Raw data ->
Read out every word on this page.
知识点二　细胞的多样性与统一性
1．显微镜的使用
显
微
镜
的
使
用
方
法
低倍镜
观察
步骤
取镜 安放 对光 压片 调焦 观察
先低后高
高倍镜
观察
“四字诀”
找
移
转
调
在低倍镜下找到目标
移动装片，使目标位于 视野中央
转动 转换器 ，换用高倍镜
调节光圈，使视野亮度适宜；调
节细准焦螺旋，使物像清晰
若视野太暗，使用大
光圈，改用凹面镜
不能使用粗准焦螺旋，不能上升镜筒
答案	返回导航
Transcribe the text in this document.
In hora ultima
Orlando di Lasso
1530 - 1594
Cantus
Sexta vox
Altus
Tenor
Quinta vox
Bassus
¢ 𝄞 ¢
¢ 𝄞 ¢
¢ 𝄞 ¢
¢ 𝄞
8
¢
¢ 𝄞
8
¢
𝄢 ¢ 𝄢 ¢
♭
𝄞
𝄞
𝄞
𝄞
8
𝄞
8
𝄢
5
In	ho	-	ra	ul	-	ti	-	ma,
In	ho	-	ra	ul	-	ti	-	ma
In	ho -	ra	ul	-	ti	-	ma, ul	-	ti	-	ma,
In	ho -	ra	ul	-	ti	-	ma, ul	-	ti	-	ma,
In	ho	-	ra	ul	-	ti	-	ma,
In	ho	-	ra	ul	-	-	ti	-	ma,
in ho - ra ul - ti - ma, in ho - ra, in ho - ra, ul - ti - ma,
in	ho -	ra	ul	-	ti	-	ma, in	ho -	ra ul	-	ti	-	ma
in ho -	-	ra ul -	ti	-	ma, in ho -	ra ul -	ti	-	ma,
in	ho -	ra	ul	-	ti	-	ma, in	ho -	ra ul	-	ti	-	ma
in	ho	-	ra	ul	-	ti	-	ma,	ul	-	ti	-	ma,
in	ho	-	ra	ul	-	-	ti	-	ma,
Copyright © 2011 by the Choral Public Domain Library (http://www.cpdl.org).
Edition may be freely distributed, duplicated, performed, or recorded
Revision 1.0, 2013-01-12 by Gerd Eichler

Short problem ->
Wherever a line in the data above holds "this", copy that line.

Result ->
Read out every word on this page.
Transcribe the text in this document.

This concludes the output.